(Job)
Every record must appear in your copy exactly as written, with no pictures.

(Figure collection entries)
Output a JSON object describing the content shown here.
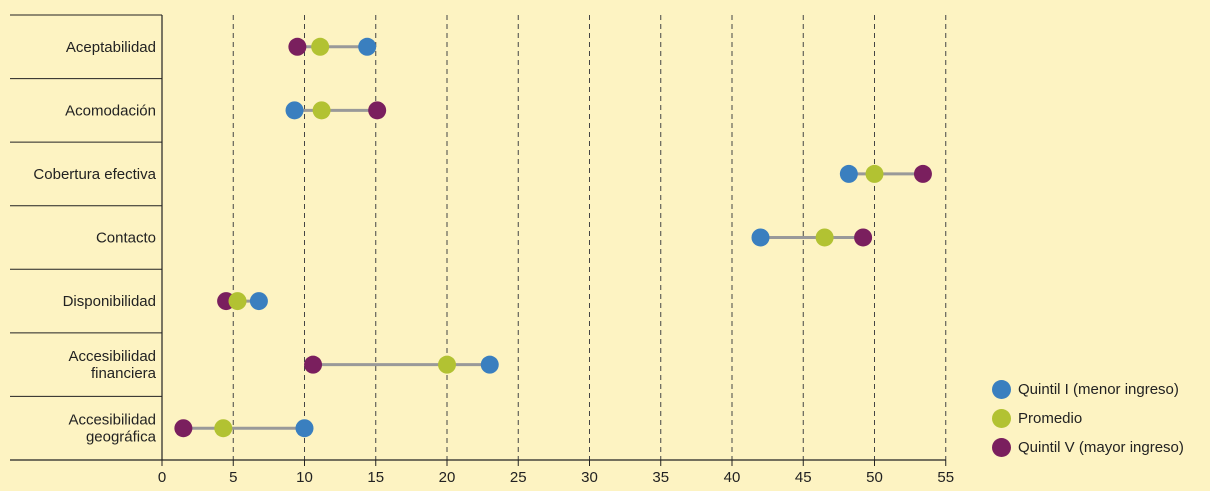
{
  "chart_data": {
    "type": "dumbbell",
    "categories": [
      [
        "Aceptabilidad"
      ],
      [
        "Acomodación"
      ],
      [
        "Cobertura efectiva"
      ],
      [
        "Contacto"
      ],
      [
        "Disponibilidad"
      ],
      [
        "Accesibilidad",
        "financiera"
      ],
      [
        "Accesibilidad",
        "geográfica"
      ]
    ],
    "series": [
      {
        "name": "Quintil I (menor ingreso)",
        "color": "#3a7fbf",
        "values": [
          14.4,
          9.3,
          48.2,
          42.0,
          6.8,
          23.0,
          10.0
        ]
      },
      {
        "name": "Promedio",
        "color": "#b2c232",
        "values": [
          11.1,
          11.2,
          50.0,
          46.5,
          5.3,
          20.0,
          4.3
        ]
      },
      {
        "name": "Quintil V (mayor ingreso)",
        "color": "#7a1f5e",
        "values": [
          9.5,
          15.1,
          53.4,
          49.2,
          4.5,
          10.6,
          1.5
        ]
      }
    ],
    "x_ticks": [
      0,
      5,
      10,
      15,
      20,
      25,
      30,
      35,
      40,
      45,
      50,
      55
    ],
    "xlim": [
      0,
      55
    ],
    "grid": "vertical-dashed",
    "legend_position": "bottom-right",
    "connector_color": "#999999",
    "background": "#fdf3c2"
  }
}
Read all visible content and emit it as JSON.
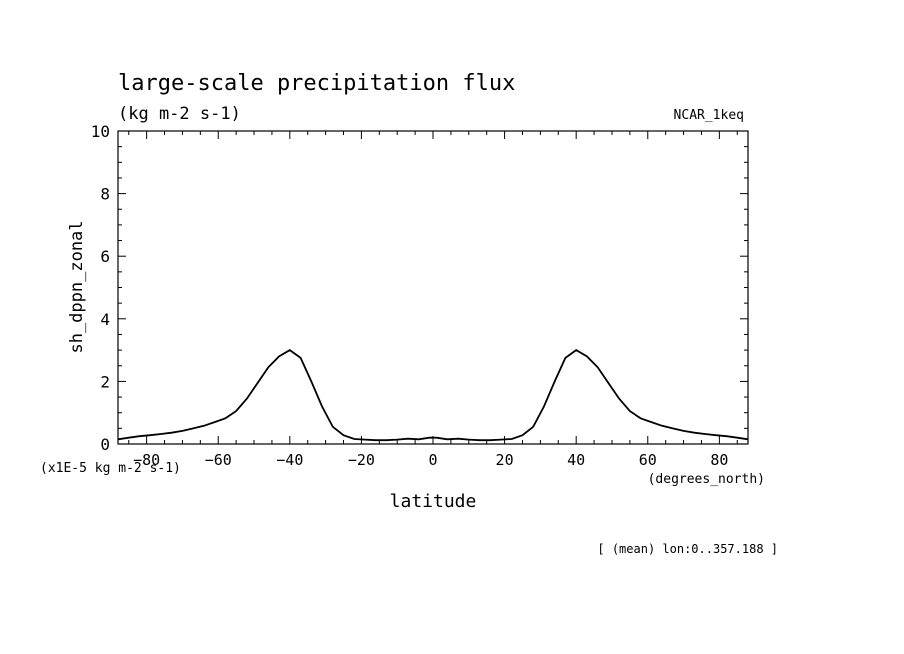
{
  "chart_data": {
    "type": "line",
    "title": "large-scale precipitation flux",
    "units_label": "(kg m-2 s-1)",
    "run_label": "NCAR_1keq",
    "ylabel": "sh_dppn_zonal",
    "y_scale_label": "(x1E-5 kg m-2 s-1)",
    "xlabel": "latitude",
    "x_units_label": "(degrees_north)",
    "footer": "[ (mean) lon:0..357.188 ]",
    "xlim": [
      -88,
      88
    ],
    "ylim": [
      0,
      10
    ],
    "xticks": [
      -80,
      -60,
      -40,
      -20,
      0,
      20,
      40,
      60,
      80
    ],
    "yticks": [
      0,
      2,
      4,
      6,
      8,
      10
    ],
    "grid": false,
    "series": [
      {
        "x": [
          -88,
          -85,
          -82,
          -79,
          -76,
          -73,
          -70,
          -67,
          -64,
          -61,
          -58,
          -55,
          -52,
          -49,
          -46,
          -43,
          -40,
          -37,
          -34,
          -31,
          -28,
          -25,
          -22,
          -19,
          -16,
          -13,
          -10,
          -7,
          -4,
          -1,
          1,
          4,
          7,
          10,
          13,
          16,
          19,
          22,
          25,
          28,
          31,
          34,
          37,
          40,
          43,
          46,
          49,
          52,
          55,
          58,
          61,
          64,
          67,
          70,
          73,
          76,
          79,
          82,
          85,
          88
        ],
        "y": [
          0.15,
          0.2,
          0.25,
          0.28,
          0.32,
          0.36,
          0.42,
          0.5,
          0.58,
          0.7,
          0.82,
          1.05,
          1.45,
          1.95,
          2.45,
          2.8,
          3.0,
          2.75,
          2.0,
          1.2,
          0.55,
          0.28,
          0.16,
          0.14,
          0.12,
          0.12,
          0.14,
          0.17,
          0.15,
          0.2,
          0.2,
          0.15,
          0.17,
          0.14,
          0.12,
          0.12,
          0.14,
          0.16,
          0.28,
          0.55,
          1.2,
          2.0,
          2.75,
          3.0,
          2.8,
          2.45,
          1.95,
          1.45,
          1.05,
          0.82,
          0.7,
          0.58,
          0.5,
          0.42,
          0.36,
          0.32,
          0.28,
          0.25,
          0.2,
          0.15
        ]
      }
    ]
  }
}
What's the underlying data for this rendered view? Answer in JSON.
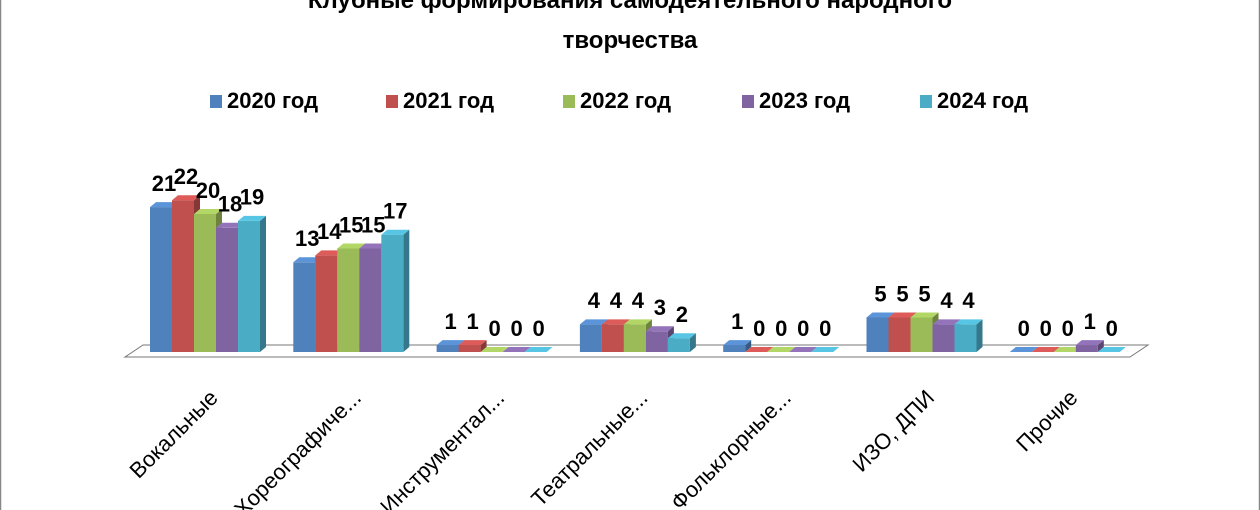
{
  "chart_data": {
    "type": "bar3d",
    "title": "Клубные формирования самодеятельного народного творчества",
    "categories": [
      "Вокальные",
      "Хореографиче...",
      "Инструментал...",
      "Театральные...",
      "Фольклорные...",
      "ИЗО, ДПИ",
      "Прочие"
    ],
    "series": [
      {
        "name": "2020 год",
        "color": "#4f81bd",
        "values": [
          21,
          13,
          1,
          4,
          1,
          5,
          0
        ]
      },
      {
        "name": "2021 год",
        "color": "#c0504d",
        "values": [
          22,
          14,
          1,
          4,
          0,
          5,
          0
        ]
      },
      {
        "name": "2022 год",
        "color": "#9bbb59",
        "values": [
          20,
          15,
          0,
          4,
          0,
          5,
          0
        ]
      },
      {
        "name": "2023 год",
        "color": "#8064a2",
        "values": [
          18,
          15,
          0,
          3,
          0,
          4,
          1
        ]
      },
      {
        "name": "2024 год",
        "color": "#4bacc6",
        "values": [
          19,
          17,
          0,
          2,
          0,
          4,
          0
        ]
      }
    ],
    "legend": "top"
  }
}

(The solution)
Output a JSON object describing the content shown here.
{
  "chart_data": {
    "type": "dumbbell",
    "categories": [
      [
        "Aceptabilidad"
      ],
      [
        "Acomodación"
      ],
      [
        "Cobertura efectiva"
      ],
      [
        "Contacto"
      ],
      [
        "Disponibilidad"
      ],
      [
        "Accesibilidad",
        "financiera"
      ],
      [
        "Accesibilidad",
        "geográfica"
      ]
    ],
    "series": [
      {
        "name": "Quintil I (menor ingreso)",
        "color": "#3a7fbf",
        "values": [
          14.4,
          9.3,
          48.2,
          42.0,
          6.8,
          23.0,
          10.0
        ]
      },
      {
        "name": "Promedio",
        "color": "#b2c232",
        "values": [
          11.1,
          11.2,
          50.0,
          46.5,
          5.3,
          20.0,
          4.3
        ]
      },
      {
        "name": "Quintil V (mayor ingreso)",
        "color": "#7a1f5e",
        "values": [
          9.5,
          15.1,
          53.4,
          49.2,
          4.5,
          10.6,
          1.5
        ]
      }
    ],
    "x_ticks": [
      0,
      5,
      10,
      15,
      20,
      25,
      30,
      35,
      40,
      45,
      50,
      55
    ],
    "xlim": [
      0,
      55
    ],
    "grid": "vertical-dashed",
    "legend_position": "bottom-right",
    "connector_color": "#999999",
    "background": "#fdf3c2"
  }
}
Read all visible content and emit it as JSON.
{
  "chart_data": {
    "type": "line",
    "title": "large-scale precipitation flux",
    "units_label": "(kg m-2 s-1)",
    "run_label": "NCAR_1keq",
    "ylabel": "sh_dppn_zonal",
    "y_scale_label": "(x1E-5 kg m-2 s-1)",
    "xlabel": "latitude",
    "x_units_label": "(degrees_north)",
    "footer": "[ (mean) lon:0..357.188 ]",
    "xlim": [
      -88,
      88
    ],
    "ylim": [
      0,
      10
    ],
    "xticks": [
      -80,
      -60,
      -40,
      -20,
      0,
      20,
      40,
      60,
      80
    ],
    "yticks": [
      0,
      2,
      4,
      6,
      8,
      10
    ],
    "grid": false,
    "series": [
      {
        "x": [
          -88,
          -85,
          -82,
          -79,
          -76,
          -73,
          -70,
          -67,
          -64,
          -61,
          -58,
          -55,
          -52,
          -49,
          -46,
          -43,
          -40,
          -37,
          -34,
          -31,
          -28,
          -25,
          -22,
          -19,
          -16,
          -13,
          -10,
          -7,
          -4,
          -1,
          1,
          4,
          7,
          10,
          13,
          16,
          19,
          22,
          25,
          28,
          31,
          34,
          37,
          40,
          43,
          46,
          49,
          52,
          55,
          58,
          61,
          64,
          67,
          70,
          73,
          76,
          79,
          82,
          85,
          88
        ],
        "y": [
          0.15,
          0.2,
          0.25,
          0.28,
          0.32,
          0.36,
          0.42,
          0.5,
          0.58,
          0.7,
          0.82,
          1.05,
          1.45,
          1.95,
          2.45,
          2.8,
          3.0,
          2.75,
          2.0,
          1.2,
          0.55,
          0.28,
          0.16,
          0.14,
          0.12,
          0.12,
          0.14,
          0.17,
          0.15,
          0.2,
          0.2,
          0.15,
          0.17,
          0.14,
          0.12,
          0.12,
          0.14,
          0.16,
          0.28,
          0.55,
          1.2,
          2.0,
          2.75,
          3.0,
          2.8,
          2.45,
          1.95,
          1.45,
          1.05,
          0.82,
          0.7,
          0.58,
          0.5,
          0.42,
          0.36,
          0.32,
          0.28,
          0.25,
          0.2,
          0.15
        ]
      }
    ]
  }
}
What's the underlying data for this rendered view? Answer in JSON.
{
  "chart_data": {
    "type": "bar3d",
    "title": "Клубные формирования самодеятельного народного творчества",
    "categories": [
      "Вокальные",
      "Хореографиче...",
      "Инструментал...",
      "Театральные...",
      "Фольклорные...",
      "ИЗО, ДПИ",
      "Прочие"
    ],
    "series": [
      {
        "name": "2020 год",
        "color": "#4f81bd",
        "values": [
          21,
          13,
          1,
          4,
          1,
          5,
          0
        ]
      },
      {
        "name": "2021 год",
        "color": "#c0504d",
        "values": [
          22,
          14,
          1,
          4,
          0,
          5,
          0
        ]
      },
      {
        "name": "2022 год",
        "color": "#9bbb59",
        "values": [
          20,
          15,
          0,
          4,
          0,
          5,
          0
        ]
      },
      {
        "name": "2023 год",
        "color": "#8064a2",
        "values": [
          18,
          15,
          0,
          3,
          0,
          4,
          1
        ]
      },
      {
        "name": "2024 год",
        "color": "#4bacc6",
        "values": [
          19,
          17,
          0,
          2,
          0,
          4,
          0
        ]
      }
    ],
    "legend": "top"
  }
}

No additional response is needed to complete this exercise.